DATA SUPPLIED:
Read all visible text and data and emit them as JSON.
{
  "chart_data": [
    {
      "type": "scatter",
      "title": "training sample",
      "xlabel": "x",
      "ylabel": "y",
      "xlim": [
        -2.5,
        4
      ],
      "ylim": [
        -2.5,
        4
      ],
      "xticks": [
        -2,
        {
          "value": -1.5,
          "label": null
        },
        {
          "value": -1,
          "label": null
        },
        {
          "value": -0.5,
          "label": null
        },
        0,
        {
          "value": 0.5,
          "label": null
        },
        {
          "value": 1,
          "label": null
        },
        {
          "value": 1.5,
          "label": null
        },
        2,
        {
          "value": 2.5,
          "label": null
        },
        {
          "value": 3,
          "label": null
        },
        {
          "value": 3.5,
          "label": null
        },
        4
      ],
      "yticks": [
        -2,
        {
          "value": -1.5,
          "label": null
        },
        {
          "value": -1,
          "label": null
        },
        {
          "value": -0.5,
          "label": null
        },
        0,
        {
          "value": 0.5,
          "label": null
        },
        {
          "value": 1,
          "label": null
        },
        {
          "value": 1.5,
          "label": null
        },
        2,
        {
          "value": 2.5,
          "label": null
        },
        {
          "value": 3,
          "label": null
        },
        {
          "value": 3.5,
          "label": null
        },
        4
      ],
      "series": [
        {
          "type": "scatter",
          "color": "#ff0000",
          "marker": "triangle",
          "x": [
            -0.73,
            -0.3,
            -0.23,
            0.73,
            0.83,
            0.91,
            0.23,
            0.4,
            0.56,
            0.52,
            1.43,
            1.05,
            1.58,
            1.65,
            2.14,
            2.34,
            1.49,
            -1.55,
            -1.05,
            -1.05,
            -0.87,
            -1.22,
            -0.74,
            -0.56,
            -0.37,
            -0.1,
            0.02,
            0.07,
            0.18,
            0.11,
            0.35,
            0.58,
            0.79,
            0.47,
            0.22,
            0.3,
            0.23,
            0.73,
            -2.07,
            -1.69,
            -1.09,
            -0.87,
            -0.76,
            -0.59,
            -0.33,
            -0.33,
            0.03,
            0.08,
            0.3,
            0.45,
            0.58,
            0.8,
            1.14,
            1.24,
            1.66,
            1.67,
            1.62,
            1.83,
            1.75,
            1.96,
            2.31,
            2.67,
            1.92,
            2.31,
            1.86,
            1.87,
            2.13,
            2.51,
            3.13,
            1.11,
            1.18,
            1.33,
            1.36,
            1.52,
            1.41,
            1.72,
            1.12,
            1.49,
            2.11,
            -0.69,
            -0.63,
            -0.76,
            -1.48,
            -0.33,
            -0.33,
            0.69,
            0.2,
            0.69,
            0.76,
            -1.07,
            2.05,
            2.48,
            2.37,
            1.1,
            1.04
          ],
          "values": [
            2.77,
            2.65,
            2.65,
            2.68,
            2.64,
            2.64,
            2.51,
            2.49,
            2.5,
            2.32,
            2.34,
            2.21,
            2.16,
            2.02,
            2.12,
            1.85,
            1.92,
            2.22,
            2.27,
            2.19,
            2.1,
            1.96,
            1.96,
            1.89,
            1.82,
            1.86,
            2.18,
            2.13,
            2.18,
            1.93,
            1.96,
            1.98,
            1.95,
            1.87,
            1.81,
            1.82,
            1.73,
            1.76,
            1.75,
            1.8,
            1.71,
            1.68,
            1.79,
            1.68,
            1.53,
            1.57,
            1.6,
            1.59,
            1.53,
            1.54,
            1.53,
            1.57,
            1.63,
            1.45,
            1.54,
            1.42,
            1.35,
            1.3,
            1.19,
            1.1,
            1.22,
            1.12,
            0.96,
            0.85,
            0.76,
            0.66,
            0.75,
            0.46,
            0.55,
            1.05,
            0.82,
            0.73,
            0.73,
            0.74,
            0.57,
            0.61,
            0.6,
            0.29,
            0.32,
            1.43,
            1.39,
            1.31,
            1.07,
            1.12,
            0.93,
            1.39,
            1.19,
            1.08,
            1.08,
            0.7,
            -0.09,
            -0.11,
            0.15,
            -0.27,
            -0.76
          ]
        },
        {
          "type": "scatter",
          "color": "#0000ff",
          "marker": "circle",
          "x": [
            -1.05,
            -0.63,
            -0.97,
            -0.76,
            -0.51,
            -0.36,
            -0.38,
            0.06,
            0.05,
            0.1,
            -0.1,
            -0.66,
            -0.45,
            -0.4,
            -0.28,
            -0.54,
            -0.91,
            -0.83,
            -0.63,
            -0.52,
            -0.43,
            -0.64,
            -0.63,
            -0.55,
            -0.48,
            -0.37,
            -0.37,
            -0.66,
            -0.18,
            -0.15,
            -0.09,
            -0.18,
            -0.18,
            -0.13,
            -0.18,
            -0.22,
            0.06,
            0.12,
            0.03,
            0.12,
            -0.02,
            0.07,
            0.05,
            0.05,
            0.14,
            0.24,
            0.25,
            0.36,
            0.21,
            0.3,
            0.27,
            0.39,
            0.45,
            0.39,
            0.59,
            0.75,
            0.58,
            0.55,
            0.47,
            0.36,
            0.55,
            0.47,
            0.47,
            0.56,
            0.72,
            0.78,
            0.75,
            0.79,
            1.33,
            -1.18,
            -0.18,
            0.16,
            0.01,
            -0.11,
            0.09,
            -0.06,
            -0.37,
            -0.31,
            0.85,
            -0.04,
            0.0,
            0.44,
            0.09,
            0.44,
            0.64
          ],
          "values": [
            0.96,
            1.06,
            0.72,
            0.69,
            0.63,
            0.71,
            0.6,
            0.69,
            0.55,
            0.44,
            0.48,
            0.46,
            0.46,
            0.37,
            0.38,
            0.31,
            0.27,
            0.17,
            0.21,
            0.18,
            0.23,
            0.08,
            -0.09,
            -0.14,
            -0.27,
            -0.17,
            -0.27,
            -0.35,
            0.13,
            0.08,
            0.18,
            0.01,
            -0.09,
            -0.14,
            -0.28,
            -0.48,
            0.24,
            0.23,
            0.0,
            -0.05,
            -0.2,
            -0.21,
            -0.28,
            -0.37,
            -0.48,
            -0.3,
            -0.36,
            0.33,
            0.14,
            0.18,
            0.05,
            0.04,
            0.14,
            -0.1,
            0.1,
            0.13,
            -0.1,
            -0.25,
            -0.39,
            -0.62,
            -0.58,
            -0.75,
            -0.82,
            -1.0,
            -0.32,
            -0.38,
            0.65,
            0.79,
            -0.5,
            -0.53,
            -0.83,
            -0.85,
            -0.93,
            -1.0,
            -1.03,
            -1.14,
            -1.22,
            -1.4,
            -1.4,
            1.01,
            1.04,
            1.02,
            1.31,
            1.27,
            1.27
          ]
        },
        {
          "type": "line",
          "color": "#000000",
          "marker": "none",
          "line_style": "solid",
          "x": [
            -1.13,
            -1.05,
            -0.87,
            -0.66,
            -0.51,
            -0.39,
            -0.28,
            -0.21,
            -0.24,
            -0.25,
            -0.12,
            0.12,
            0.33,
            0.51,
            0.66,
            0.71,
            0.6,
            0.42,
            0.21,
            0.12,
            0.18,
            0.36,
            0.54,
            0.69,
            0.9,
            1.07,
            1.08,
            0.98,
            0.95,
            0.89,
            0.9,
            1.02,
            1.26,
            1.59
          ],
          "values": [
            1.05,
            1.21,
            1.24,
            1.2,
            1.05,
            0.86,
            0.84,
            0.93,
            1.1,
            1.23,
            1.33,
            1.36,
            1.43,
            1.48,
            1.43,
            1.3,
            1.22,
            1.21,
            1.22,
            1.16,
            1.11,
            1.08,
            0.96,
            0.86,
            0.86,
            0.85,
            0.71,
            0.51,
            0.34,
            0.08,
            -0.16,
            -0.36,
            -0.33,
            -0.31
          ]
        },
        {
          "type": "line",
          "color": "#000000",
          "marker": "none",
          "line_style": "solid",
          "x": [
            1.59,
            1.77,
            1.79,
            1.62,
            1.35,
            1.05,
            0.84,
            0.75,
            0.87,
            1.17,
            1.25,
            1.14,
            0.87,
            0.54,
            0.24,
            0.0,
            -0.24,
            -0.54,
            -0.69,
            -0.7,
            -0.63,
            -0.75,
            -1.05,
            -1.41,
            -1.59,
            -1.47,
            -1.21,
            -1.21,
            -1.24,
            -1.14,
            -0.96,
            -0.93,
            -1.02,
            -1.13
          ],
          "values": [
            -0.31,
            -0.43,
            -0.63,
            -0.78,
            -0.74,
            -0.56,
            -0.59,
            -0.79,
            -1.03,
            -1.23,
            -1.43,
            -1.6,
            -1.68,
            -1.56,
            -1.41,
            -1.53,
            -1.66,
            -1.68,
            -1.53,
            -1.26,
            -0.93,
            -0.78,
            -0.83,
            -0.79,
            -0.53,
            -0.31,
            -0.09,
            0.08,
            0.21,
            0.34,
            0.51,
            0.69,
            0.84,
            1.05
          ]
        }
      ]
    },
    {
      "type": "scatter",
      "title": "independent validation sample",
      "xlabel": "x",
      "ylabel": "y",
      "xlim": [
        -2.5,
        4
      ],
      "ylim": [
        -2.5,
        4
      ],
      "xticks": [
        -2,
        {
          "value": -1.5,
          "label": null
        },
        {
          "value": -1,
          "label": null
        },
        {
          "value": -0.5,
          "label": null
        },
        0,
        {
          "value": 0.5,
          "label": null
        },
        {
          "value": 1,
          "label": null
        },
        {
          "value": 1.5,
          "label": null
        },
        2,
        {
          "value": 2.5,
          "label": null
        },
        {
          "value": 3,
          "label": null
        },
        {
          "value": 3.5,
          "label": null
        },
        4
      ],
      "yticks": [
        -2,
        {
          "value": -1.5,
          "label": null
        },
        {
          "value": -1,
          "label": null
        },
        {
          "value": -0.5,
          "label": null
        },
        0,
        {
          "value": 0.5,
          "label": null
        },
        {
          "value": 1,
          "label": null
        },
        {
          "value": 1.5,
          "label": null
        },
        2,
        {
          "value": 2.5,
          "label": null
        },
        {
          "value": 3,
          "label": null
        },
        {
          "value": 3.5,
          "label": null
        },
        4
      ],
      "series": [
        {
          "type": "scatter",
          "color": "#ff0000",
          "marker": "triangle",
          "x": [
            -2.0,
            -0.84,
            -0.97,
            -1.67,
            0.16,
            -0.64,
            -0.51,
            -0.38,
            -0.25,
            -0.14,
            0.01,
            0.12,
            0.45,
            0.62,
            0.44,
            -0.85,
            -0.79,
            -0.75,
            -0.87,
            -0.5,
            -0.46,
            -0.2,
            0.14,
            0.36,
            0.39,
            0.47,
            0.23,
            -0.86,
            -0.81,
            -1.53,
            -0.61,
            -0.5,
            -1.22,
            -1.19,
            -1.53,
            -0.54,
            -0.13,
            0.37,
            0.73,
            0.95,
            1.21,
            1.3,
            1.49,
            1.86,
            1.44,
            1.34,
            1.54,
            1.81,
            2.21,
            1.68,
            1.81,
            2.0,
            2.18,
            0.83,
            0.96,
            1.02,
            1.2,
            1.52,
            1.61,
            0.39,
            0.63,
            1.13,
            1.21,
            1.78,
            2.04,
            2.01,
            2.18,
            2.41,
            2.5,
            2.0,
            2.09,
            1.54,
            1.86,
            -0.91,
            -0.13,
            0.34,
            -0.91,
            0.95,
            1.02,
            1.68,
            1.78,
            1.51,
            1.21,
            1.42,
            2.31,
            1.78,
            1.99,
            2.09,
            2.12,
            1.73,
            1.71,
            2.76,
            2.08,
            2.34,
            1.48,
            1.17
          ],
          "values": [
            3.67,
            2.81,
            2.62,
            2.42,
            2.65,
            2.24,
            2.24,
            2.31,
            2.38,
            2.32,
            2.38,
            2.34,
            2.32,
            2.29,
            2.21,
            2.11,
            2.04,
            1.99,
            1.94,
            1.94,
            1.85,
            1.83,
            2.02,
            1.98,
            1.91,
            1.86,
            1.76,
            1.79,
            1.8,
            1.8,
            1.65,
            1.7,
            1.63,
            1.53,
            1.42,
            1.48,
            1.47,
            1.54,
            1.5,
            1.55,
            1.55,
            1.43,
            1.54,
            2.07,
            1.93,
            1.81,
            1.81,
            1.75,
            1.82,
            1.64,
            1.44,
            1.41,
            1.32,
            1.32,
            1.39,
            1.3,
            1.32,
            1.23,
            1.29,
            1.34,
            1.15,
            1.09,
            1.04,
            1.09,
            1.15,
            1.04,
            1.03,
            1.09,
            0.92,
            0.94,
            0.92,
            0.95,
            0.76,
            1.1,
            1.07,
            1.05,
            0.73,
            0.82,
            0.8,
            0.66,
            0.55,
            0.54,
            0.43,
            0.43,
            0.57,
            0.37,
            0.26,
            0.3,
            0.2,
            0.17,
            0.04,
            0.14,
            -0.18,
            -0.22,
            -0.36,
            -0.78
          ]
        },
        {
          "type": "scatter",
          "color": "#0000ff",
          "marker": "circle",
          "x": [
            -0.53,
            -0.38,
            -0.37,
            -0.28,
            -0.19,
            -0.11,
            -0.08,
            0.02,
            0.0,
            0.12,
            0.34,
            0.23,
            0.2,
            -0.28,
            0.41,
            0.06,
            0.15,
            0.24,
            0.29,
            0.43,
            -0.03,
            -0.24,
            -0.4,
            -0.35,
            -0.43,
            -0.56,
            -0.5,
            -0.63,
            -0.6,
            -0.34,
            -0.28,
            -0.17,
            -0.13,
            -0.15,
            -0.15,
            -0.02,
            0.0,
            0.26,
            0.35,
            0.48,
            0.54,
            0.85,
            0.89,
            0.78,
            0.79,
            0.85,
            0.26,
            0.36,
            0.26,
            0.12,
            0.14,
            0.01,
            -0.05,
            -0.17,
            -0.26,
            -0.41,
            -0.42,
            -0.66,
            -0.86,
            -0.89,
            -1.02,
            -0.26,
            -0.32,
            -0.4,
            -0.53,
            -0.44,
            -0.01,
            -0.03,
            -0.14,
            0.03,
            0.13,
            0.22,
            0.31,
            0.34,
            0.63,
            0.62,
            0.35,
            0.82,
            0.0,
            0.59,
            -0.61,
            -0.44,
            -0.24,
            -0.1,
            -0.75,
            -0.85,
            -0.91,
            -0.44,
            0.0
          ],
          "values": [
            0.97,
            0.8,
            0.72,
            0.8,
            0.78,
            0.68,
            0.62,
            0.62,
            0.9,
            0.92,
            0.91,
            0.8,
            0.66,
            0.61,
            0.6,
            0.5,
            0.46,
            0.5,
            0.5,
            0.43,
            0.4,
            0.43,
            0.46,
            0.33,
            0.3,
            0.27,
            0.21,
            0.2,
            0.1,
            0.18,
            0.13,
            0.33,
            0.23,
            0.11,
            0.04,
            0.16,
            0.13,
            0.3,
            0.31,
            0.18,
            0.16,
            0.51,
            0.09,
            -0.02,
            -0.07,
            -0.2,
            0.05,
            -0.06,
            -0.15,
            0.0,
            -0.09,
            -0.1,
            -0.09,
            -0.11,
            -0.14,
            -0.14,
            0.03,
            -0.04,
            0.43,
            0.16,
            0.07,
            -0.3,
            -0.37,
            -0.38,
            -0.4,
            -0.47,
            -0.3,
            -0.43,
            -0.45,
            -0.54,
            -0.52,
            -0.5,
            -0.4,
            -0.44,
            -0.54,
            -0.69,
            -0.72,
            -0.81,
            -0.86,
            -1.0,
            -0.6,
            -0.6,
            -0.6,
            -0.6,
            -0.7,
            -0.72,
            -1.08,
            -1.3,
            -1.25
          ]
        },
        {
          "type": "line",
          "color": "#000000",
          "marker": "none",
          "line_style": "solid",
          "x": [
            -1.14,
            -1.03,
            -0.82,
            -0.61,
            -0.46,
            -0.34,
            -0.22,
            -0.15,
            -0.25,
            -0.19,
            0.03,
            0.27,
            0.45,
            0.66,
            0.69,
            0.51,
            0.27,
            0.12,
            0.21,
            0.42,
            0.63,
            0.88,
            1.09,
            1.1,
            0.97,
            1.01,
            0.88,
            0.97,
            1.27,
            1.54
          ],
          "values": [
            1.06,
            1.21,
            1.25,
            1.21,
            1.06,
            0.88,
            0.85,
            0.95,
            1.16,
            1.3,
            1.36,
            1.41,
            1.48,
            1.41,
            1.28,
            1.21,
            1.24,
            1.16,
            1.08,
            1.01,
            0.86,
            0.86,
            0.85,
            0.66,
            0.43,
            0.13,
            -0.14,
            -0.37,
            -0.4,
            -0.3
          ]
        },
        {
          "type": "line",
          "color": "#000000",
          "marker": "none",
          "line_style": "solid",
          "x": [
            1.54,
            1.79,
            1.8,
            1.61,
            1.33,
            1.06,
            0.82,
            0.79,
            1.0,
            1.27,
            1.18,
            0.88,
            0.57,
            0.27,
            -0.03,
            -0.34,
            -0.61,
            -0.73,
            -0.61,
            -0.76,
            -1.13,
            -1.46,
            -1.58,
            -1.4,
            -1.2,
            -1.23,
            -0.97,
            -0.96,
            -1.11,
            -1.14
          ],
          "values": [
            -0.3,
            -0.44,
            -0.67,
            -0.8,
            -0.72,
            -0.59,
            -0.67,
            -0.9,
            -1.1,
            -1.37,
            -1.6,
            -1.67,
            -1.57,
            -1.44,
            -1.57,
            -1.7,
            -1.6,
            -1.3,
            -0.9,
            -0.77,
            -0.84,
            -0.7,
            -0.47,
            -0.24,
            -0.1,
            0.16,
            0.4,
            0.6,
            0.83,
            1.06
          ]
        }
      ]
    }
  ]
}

WHAT TO WORK ON: Leave out every line without the string "sample" and copy the rest.

ANSWER FOR THIS EXERCISE:
      "title": "training sample",
      "title": "independent validation sample",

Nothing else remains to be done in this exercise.